Short problem: Write out the records that appear below, verbatim and complete, but without pictures.
*** Input data ***
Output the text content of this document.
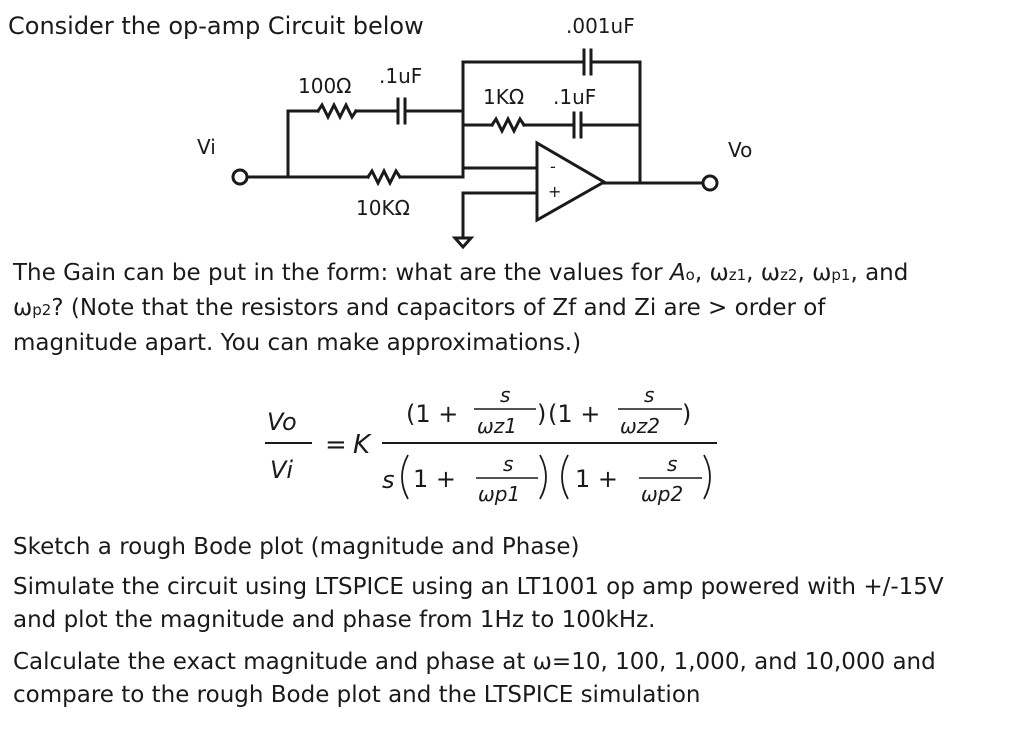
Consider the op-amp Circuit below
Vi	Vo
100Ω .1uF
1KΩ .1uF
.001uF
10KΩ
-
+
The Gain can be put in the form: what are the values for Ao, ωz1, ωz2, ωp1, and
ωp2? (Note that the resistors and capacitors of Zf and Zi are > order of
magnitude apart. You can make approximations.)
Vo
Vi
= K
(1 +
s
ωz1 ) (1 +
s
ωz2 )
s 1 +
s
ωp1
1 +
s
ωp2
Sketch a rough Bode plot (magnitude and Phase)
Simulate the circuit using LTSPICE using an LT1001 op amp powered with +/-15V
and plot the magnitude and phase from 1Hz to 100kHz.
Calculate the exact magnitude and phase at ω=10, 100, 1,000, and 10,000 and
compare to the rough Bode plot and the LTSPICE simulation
***
Task result:
Output the text content of this document.
Consider the op-amp Circuit below
Vi	Vo
100Ω .1uF
1KΩ .1uF
.001uF
10KΩ
-
+
The Gain can be put in the form: what are the values for Ao, ωz1, ωz2, ωp1, and
ωp2? (Note that the resistors and capacitors of Zf and Zi are > order of
magnitude apart. You can make approximations.)
Vo
Vi
= K
(1 +
s
ωz1 ) (1 +
s
ωz2 )
s 1 +
s
ωp1
1 +
s
ωp2
Sketch a rough Bode plot (magnitude and Phase)
Simulate the circuit using LTSPICE using an LT1001 op amp powered with +/-15V
and plot the magnitude and phase from 1Hz to 100kHz.
Calculate the exact magnitude and phase at ω=10, 100, 1,000, and 10,000 and
compare to the rough Bode plot and the LTSPICE simulation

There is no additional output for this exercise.